§ Passage to read
Dr Bahija Jallal is the Executive Vice President at AstraZeneca and head of MedImmune, the biologics R&D arm of AstraZeneca. She serves on the Board of Directors of the University of Maryland Health Sciences Research Park Corporation, and is a member of the American Association of Cancer Research and the Pharmacogenomics Working Group. In 2012 she received the Washington Business Journal’s Women Who Mean Business Award. Read more about her accomplishments here.
OBR had the privilege to meet with Dr. Jallal at MedImmune, Cambridge. The following is an edited transcript of our interview.
What do you consider some of the most pressing issues in the field of biologics?
Well, there are many pressing issues and I think a big one is how fast we can bring [therapeutics] to the patients. To me that is the most important thing. […] After being in this field for 20 years, while we’ve made a lot of progress, there is still an unmet medical need. In cancer there is still a huge need in particular no matter how much we’re doing. And in asthma people don’t even realise that there is a huge segment in severe asthma. The drug development process still takes too long and we’ve got patients who are waiting [for treatments].
My wish is that we can have molecules that are orally available for instance. That we improve our drug delivery and that it becomes something easy that can be done at home. My ultimate wish is to bring more personalised healthcare into everything that we do and that we understand the patients a lot more.

§ Problem set
1 - Name the three bodies that the interview with Dr. Jallal says she serves on the board of or is a member of.
2 - Please render this sentence from the interview with Dr. Jallal in Spanish: "My wish is that we can have molecules that are orally available for instance."
3 - Carry the interview with Dr. Jallal forward, picking up after its last sentence.

§ Extracted material
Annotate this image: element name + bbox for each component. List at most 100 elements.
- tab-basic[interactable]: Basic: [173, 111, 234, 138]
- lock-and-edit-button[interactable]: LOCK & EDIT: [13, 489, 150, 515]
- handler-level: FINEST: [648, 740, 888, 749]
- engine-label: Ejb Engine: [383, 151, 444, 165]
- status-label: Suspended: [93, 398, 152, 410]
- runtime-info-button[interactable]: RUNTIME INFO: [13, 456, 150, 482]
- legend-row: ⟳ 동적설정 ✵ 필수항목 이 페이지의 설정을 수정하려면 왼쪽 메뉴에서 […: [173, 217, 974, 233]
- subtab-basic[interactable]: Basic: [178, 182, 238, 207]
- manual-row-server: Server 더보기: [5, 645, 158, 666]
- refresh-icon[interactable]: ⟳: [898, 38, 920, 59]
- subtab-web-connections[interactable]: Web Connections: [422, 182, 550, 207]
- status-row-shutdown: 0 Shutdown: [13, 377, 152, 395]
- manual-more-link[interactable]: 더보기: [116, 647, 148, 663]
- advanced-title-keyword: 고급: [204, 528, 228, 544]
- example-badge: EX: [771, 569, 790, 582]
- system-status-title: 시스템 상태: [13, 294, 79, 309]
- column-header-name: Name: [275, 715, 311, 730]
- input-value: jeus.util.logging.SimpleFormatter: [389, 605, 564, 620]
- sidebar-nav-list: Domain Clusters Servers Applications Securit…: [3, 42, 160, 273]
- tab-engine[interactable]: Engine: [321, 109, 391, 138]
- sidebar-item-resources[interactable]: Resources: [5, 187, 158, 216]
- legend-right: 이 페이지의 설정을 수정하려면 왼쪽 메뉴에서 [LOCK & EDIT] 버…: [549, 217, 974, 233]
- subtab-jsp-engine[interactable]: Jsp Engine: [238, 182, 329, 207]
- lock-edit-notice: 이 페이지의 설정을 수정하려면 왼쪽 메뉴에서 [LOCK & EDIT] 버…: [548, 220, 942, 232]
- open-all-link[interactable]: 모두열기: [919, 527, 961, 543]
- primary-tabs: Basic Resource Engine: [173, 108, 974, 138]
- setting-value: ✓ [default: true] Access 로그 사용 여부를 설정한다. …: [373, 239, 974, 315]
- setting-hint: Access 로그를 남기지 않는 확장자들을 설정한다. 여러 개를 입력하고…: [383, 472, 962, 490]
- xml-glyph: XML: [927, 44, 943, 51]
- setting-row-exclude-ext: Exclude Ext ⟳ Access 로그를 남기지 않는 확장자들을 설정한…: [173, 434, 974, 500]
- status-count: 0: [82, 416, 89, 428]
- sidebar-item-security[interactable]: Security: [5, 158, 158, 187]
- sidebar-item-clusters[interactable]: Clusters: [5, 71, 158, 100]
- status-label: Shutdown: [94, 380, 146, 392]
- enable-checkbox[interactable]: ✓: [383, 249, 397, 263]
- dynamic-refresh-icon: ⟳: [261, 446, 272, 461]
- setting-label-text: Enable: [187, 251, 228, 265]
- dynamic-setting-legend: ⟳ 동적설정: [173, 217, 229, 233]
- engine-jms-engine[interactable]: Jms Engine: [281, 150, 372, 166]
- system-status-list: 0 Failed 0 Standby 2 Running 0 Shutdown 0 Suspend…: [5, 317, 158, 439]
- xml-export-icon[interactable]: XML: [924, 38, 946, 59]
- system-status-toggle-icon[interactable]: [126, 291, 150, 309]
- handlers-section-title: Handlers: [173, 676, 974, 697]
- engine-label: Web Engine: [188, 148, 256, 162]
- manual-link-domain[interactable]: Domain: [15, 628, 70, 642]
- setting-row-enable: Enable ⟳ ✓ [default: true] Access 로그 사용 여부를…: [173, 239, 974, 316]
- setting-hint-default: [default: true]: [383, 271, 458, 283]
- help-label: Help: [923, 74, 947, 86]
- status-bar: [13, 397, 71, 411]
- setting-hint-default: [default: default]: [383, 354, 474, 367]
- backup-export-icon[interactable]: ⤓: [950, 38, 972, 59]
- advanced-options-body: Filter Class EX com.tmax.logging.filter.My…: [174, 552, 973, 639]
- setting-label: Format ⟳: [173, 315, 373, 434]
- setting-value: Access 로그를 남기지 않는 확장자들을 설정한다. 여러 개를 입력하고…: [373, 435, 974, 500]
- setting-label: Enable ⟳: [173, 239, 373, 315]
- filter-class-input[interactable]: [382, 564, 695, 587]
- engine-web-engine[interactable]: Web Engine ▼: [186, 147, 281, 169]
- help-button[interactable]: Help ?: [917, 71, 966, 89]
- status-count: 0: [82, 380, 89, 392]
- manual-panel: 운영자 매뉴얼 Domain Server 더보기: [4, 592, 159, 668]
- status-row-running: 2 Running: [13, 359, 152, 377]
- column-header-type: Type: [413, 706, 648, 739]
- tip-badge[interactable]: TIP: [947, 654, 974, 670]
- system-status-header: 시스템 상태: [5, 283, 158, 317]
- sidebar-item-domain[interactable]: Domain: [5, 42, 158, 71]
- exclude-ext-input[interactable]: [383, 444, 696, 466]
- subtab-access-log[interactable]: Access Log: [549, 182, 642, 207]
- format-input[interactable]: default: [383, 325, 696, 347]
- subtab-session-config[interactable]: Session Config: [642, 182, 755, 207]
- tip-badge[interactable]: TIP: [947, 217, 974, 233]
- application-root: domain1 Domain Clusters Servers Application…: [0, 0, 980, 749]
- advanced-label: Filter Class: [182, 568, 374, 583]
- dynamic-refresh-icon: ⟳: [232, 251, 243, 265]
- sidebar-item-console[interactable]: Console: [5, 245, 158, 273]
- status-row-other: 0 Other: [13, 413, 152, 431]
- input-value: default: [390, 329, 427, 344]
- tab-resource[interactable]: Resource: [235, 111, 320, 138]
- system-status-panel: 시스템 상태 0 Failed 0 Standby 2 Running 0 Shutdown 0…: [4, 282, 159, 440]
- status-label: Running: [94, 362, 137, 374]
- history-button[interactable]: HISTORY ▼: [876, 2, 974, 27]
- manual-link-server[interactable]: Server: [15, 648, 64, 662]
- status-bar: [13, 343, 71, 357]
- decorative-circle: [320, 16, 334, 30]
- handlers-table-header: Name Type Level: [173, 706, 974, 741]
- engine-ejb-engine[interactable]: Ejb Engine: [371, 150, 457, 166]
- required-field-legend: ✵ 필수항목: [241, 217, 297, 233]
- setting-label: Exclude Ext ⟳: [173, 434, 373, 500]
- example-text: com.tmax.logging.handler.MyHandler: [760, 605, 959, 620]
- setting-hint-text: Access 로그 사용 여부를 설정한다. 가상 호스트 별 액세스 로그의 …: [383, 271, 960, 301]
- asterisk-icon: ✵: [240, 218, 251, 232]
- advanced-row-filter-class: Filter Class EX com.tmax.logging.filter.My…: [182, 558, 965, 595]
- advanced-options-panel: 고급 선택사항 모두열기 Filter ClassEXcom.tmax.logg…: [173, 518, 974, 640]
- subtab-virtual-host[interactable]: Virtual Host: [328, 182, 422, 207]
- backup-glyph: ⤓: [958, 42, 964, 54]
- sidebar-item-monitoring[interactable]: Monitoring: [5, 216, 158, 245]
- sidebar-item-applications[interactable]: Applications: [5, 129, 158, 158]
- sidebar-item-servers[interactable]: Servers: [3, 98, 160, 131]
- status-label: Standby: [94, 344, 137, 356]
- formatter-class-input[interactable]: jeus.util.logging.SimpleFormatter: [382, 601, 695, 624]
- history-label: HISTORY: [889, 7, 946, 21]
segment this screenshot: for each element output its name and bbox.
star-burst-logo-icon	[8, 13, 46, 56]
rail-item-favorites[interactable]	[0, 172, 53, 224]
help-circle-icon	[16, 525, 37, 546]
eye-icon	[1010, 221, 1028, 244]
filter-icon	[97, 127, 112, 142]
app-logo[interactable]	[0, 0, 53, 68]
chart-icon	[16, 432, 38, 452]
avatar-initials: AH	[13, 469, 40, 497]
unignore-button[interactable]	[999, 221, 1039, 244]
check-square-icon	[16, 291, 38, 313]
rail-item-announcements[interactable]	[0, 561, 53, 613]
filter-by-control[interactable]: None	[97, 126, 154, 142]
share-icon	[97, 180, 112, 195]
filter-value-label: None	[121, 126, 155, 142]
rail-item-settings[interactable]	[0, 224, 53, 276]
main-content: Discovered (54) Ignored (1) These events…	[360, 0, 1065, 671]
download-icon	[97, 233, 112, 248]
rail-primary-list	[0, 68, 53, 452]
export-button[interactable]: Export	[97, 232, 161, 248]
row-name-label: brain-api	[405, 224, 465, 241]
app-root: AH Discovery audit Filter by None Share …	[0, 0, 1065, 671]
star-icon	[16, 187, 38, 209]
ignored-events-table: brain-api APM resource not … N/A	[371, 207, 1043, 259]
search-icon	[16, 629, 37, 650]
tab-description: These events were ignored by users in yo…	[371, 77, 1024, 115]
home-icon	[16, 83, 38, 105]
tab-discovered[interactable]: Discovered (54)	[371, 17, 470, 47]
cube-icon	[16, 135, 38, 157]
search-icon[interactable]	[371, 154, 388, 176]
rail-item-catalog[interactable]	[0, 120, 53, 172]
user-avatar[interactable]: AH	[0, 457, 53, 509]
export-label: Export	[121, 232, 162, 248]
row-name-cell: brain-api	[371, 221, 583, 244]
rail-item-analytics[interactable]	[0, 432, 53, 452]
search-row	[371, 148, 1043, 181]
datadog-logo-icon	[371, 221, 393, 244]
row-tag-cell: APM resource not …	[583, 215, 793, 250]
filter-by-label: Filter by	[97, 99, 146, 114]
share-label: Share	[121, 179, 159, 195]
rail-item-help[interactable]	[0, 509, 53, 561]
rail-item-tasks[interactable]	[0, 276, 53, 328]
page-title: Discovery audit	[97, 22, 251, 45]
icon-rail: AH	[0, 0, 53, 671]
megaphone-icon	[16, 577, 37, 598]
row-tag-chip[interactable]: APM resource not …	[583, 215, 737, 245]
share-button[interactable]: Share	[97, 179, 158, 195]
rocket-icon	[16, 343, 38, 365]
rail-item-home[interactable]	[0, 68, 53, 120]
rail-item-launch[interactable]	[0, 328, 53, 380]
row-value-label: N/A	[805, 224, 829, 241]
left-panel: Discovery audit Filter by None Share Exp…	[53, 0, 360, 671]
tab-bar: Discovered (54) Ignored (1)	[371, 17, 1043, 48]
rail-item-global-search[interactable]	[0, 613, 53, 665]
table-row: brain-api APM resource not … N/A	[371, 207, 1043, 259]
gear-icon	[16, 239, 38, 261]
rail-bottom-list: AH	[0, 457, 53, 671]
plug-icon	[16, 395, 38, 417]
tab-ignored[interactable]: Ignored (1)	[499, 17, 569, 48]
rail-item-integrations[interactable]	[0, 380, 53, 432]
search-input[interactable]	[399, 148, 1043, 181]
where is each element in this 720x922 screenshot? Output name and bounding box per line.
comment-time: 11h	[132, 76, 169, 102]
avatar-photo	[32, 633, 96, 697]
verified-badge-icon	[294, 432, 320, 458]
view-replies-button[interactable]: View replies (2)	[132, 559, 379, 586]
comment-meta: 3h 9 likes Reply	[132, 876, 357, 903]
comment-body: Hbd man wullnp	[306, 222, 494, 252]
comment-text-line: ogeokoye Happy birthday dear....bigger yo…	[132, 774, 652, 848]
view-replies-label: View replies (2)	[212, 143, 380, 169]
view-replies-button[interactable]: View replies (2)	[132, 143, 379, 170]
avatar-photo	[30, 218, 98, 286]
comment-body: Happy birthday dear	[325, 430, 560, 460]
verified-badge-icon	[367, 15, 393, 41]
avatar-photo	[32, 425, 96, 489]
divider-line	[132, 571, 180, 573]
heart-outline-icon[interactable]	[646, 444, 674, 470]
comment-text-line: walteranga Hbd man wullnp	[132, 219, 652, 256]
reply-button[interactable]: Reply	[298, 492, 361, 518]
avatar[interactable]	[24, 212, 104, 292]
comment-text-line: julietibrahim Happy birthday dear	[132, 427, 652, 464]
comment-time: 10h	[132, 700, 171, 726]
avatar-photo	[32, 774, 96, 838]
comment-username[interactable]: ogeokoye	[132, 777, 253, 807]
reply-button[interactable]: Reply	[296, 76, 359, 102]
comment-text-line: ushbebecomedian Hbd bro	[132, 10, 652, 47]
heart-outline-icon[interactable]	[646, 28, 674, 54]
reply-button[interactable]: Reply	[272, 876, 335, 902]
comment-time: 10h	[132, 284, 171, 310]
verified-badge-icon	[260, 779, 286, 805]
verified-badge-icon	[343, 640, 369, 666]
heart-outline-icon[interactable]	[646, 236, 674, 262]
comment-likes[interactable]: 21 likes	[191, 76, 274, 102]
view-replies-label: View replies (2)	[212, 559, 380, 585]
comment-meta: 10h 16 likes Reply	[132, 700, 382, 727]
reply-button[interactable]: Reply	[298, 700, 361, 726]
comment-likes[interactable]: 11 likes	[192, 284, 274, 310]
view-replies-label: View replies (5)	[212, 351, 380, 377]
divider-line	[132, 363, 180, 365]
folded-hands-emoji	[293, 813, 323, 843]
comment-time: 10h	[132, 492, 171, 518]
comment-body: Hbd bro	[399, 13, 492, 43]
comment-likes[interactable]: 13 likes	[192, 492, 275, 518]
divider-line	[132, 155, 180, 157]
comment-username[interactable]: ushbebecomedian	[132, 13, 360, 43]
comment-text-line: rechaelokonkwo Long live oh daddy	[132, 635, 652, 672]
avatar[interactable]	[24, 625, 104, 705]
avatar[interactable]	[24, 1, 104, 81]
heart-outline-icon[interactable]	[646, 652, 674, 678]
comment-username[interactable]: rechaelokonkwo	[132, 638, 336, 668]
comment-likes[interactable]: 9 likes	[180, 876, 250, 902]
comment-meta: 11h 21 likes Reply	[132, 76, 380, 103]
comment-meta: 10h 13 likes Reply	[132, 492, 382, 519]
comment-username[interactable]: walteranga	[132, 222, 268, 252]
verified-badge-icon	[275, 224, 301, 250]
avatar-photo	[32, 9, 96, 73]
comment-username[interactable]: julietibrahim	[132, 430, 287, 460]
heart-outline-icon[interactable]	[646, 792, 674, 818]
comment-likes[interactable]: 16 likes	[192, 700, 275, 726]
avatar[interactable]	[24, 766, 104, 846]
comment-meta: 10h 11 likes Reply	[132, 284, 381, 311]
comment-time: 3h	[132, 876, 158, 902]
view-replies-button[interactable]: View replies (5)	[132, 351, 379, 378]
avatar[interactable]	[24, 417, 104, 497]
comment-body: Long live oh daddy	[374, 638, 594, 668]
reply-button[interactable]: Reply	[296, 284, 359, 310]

§ Expected outputs
1 -
University of Maryland Health Sciences Research Park Corporation
American Association of Cancer Research
Pharmacogenomics Working Group

2 - Mi deseo es que podamos tener moléculas que estén disponibles por vía oral, por ejemplo.

3 -
How does MedImmune meet some of these challenges?
Science is about being open and about collaboration, so we try to do that as much as possible and collaborate with academics and other companies. The second thing is then to make [MedImmune] a more attractive place for attracting talent to come and help us directly. So those are the first two, and the third one, for me, is never to think that we are right and that we know everything. We keep ourselves open to the idea that we don’t know enough and that we can always strive to do more.
If I want to go to a company, the first thing that I look at is the quality of the science. And how can you judge the quality of the science at the company? There are two things. One, who are the people there? I believe that good talent attracts good talent. The second one is how we publish. We have to publish. That’s the only dialogue we have with the outside.
It’s very important to me not just to look at the people who are going to join us today, but to also look at the next generation. So giving back to the community, going to schools, and getting people to love science, frankly.
So in all three [MedImmune] sites we do a lot of [charity] because I think that one of the most important things is not only to be environmentally friendly, but also giving back to the community. Here, we have examples like the Cambridge science festival – I still have to make it there sometime! But what’s very nice is to see that the employees are very passionate about doing that. At other sites we open up the doors to students to come. We also have days just for girls in science, because that has to start really early to tell them and be a role model and show them that they can go into this work if they want to.
On a slightly different note, what sort of challenges do you face on a day-to-day basis from being a part of a larger organisation?
I’m someone who likes to look at the cup half full. There are challenges, but there are also really good things. I think that the challenges that we faced at the beginning were the exact same challenge as when you’re dating. You start dating, you don’t know the person, but once you really feel that you’re working toward the common goal then you realise that we’re all in it for the same reason, to help patients.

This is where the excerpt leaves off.